| RECORDED INFORMATION |
#####
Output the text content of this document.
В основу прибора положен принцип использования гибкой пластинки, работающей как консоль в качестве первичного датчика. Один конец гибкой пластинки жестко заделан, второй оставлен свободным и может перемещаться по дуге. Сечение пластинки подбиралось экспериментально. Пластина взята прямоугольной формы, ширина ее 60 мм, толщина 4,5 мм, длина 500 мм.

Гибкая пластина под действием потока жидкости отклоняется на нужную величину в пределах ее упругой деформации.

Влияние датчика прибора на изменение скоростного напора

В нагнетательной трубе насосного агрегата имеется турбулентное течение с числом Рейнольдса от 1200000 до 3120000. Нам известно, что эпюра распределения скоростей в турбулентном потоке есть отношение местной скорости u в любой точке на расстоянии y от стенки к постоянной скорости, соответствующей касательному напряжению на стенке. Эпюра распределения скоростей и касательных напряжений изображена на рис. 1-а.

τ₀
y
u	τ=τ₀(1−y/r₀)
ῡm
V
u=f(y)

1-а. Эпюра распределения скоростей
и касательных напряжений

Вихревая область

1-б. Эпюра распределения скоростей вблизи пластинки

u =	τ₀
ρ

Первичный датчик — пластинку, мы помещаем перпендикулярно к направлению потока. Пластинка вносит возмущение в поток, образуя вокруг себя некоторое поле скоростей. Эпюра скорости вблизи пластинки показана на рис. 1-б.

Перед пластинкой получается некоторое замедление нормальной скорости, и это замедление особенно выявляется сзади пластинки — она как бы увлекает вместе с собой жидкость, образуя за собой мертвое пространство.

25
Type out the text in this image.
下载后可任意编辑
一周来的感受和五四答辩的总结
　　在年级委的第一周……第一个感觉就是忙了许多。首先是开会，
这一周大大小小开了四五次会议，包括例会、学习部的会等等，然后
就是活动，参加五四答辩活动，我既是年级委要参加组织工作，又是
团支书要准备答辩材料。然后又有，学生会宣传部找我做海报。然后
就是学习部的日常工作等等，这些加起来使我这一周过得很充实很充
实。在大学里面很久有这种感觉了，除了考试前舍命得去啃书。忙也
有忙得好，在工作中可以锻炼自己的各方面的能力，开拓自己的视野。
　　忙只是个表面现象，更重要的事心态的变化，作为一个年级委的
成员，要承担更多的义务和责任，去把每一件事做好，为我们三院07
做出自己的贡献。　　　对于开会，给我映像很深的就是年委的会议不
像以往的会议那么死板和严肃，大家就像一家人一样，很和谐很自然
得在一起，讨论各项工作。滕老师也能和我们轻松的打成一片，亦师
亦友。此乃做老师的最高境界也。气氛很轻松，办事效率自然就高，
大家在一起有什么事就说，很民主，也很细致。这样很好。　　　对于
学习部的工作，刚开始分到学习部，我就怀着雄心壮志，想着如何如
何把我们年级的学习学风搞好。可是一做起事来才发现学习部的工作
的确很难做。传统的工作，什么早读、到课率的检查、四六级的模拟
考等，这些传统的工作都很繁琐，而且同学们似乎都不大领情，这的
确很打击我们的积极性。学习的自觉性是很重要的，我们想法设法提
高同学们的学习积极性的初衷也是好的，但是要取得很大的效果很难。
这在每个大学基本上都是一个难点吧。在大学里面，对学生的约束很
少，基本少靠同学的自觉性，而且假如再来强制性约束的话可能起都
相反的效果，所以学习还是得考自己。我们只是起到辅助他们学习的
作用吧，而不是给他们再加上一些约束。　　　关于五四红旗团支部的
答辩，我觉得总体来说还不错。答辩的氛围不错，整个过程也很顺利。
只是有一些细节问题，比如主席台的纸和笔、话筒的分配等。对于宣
#####
| REQUIRED TASK |
Identify lines with the string "вблизи". Copy each one.

| FINAL ANSWER |
1-б. Эпюра распределения скоростей вблизи пластинки
Первичный датчик — пластинку, мы помещаем перпендикулярно к направлению потока. Пластинка вносит возмущение в поток, образуя вокруг себя некоторое поле скоростей. Эпюра скорости вблизи пластинки показана на рис. 1-б.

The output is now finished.